== Exercise objective ==
Only the pictures are omitted; repeat all other data exactly.

== Exercise inputs ==
----

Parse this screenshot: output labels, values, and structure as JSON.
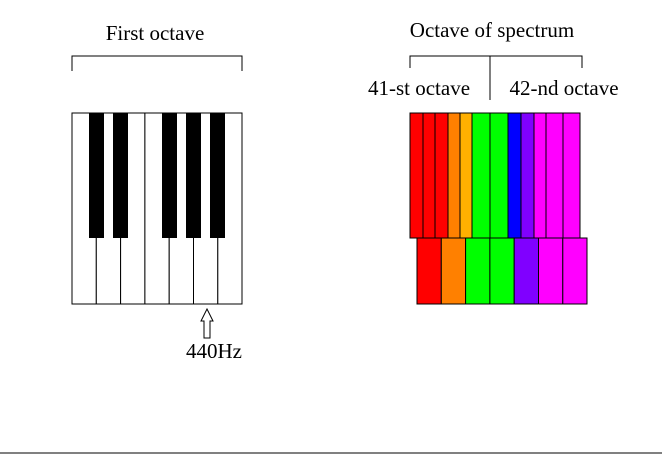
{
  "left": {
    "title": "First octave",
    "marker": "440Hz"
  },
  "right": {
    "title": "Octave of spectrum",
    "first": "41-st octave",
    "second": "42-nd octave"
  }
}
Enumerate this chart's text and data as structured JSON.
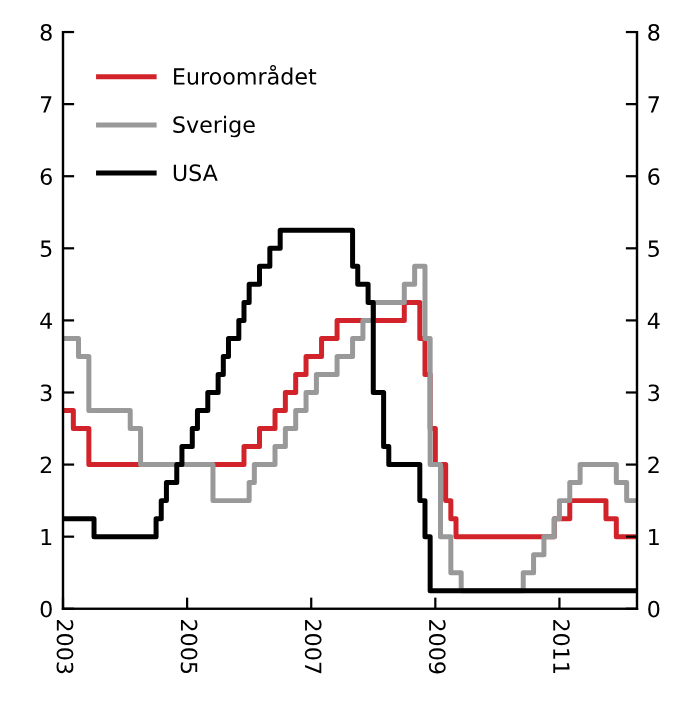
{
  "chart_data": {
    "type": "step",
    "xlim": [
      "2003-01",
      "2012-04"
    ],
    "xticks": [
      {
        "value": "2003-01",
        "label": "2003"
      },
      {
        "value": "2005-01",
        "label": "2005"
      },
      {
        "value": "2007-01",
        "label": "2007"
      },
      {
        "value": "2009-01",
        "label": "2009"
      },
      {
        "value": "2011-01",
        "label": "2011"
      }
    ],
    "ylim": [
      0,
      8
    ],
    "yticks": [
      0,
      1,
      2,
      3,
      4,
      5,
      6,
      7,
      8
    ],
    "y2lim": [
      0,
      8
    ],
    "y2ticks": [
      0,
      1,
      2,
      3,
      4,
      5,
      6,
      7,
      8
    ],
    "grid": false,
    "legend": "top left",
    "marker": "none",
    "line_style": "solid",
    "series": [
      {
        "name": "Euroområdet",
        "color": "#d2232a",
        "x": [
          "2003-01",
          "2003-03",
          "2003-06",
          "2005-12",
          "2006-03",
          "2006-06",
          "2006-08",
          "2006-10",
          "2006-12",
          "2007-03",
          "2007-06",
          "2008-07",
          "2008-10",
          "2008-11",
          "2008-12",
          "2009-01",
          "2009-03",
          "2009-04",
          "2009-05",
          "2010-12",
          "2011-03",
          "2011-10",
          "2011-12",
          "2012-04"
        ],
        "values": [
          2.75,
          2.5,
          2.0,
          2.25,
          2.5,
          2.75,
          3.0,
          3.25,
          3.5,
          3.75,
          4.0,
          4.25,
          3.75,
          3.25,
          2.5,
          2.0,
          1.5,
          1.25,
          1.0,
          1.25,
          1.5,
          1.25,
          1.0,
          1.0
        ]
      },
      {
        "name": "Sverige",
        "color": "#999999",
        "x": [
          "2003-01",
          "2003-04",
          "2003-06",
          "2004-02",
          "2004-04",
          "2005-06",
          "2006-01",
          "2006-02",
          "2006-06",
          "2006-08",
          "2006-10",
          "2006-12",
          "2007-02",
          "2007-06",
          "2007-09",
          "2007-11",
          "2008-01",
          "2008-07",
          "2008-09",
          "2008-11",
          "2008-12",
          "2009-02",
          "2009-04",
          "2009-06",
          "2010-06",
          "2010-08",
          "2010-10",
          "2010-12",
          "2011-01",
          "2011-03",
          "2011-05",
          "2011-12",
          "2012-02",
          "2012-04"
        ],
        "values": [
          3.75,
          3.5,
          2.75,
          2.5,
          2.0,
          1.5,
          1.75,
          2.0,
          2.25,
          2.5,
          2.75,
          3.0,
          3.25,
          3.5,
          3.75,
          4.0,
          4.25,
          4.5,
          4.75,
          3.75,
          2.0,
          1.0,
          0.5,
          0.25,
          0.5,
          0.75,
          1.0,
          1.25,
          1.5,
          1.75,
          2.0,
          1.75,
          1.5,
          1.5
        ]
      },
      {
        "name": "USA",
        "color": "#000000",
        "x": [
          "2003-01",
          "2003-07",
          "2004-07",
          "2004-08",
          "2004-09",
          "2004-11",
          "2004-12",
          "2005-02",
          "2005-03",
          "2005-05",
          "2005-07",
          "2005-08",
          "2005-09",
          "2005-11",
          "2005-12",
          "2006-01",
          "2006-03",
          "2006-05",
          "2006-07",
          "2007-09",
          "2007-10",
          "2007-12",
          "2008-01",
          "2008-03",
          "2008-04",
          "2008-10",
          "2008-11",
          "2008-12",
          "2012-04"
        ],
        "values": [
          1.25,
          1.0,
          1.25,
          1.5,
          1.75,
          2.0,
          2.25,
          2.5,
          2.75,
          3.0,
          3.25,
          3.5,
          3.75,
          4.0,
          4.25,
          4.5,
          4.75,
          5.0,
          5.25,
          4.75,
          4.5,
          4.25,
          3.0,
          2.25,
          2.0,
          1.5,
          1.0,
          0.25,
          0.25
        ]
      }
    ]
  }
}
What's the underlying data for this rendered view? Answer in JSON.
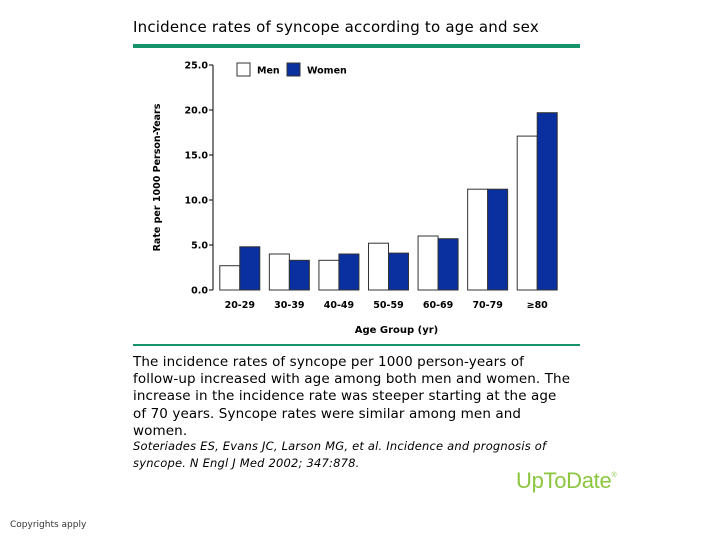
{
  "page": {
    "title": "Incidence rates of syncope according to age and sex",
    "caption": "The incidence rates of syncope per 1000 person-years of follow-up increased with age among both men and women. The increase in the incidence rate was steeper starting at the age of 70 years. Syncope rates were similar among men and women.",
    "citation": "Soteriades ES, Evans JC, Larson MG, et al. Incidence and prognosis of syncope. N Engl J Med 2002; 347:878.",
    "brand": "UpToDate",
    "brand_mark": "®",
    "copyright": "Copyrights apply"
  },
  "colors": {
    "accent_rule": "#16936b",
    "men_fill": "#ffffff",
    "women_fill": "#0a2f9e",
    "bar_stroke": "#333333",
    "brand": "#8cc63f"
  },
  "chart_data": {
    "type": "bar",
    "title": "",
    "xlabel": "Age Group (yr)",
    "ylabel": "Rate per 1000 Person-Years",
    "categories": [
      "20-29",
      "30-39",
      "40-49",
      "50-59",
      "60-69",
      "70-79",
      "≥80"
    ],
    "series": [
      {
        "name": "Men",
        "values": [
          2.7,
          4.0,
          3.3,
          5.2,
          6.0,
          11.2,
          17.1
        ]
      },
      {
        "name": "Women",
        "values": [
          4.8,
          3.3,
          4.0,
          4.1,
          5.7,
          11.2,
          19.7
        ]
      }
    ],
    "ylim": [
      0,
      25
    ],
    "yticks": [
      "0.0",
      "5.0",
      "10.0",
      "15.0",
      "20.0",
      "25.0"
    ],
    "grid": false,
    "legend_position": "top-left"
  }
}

----

== Answer to this task ==
Parse this screenshot: output labels, values, and structure as JSON.
{
  "left": {
    "title": "First octave",
    "marker": "440Hz"
  },
  "right": {
    "title": "Octave of spectrum",
    "first": "41-st octave",
    "second": "42-nd octave"
  }
}
Enumerate this chart's text and data as structured JSON.
{
  "chart_data": {
    "type": "step",
    "xlim": [
      "2003-01",
      "2012-04"
    ],
    "xticks": [
      {
        "value": "2003-01",
        "label": "2003"
      },
      {
        "value": "2005-01",
        "label": "2005"
      },
      {
        "value": "2007-01",
        "label": "2007"
      },
      {
        "value": "2009-01",
        "label": "2009"
      },
      {
        "value": "2011-01",
        "label": "2011"
      }
    ],
    "ylim": [
      0,
      8
    ],
    "yticks": [
      0,
      1,
      2,
      3,
      4,
      5,
      6,
      7,
      8
    ],
    "y2lim": [
      0,
      8
    ],
    "y2ticks": [
      0,
      1,
      2,
      3,
      4,
      5,
      6,
      7,
      8
    ],
    "grid": false,
    "legend": "top left",
    "marker": "none",
    "line_style": "solid",
    "series": [
      {
        "name": "Euroområdet",
        "color": "#d2232a",
        "x": [
          "2003-01",
          "2003-03",
          "2003-06",
          "2005-12",
          "2006-03",
          "2006-06",
          "2006-08",
          "2006-10",
          "2006-12",
          "2007-03",
          "2007-06",
          "2008-07",
          "2008-10",
          "2008-11",
          "2008-12",
          "2009-01",
          "2009-03",
          "2009-04",
          "2009-05",
          "2010-12",
          "2011-03",
          "2011-10",
          "2011-12",
          "2012-04"
        ],
        "values": [
          2.75,
          2.5,
          2.0,
          2.25,
          2.5,
          2.75,
          3.0,
          3.25,
          3.5,
          3.75,
          4.0,
          4.25,
          3.75,
          3.25,
          2.5,
          2.0,
          1.5,
          1.25,
          1.0,
          1.25,
          1.5,
          1.25,
          1.0,
          1.0
        ]
      },
      {
        "name": "Sverige",
        "color": "#999999",
        "x": [
          "2003-01",
          "2003-04",
          "2003-06",
          "2004-02",
          "2004-04",
          "2005-06",
          "2006-01",
          "2006-02",
          "2006-06",
          "2006-08",
          "2006-10",
          "2006-12",
          "2007-02",
          "2007-06",
          "2007-09",
          "2007-11",
          "2008-01",
          "2008-07",
          "2008-09",
          "2008-11",
          "2008-12",
          "2009-02",
          "2009-04",
          "2009-06",
          "2010-06",
          "2010-08",
          "2010-10",
          "2010-12",
          "2011-01",
          "2011-03",
          "2011-05",
          "2011-12",
          "2012-02",
          "2012-04"
        ],
        "values": [
          3.75,
          3.5,
          2.75,
          2.5,
          2.0,
          1.5,
          1.75,
          2.0,
          2.25,
          2.5,
          2.75,
          3.0,
          3.25,
          3.5,
          3.75,
          4.0,
          4.25,
          4.5,
          4.75,
          3.75,
          2.0,
          1.0,
          0.5,
          0.25,
          0.5,
          0.75,
          1.0,
          1.25,
          1.5,
          1.75,
          2.0,
          1.75,
          1.5,
          1.5
        ]
      },
      {
        "name": "USA",
        "color": "#000000",
        "x": [
          "2003-01",
          "2003-07",
          "2004-07",
          "2004-08",
          "2004-09",
          "2004-11",
          "2004-12",
          "2005-02",
          "2005-03",
          "2005-05",
          "2005-07",
          "2005-08",
          "2005-09",
          "2005-11",
          "2005-12",
          "2006-01",
          "2006-03",
          "2006-05",
          "2006-07",
          "2007-09",
          "2007-10",
          "2007-12",
          "2008-01",
          "2008-03",
          "2008-04",
          "2008-10",
          "2008-11",
          "2008-12",
          "2012-04"
        ],
        "values": [
          1.25,
          1.0,
          1.25,
          1.5,
          1.75,
          2.0,
          2.25,
          2.5,
          2.75,
          3.0,
          3.25,
          3.5,
          3.75,
          4.0,
          4.25,
          4.5,
          4.75,
          5.0,
          5.25,
          4.75,
          4.5,
          4.25,
          3.0,
          2.25,
          2.0,
          1.5,
          1.0,
          0.25,
          0.25
        ]
      }
    ]
  }
}
What's the underlying data for this rendered view? Answer in JSON.
{
  "page": {
    "title": "Incidence rates of syncope according to age and sex",
    "caption": "The incidence rates of syncope per 1000 person-years of follow-up increased with age among both men and women. The increase in the incidence rate was steeper starting at the age of 70 years. Syncope rates were similar among men and women.",
    "citation": "Soteriades ES, Evans JC, Larson MG, et al. Incidence and prognosis of syncope. N Engl J Med 2002; 347:878.",
    "brand": "UpToDate",
    "brand_mark": "®",
    "copyright": "Copyrights apply"
  },
  "colors": {
    "accent_rule": "#16936b",
    "men_fill": "#ffffff",
    "women_fill": "#0a2f9e",
    "bar_stroke": "#333333",
    "brand": "#8cc63f"
  },
  "chart_data": {
    "type": "bar",
    "title": "",
    "xlabel": "Age Group (yr)",
    "ylabel": "Rate per 1000 Person-Years",
    "categories": [
      "20-29",
      "30-39",
      "40-49",
      "50-59",
      "60-69",
      "70-79",
      "≥80"
    ],
    "series": [
      {
        "name": "Men",
        "values": [
          2.7,
          4.0,
          3.3,
          5.2,
          6.0,
          11.2,
          17.1
        ]
      },
      {
        "name": "Women",
        "values": [
          4.8,
          3.3,
          4.0,
          4.1,
          5.7,
          11.2,
          19.7
        ]
      }
    ],
    "ylim": [
      0,
      25
    ],
    "yticks": [
      "0.0",
      "5.0",
      "10.0",
      "15.0",
      "20.0",
      "25.0"
    ],
    "grid": false,
    "legend_position": "top-left"
  }
}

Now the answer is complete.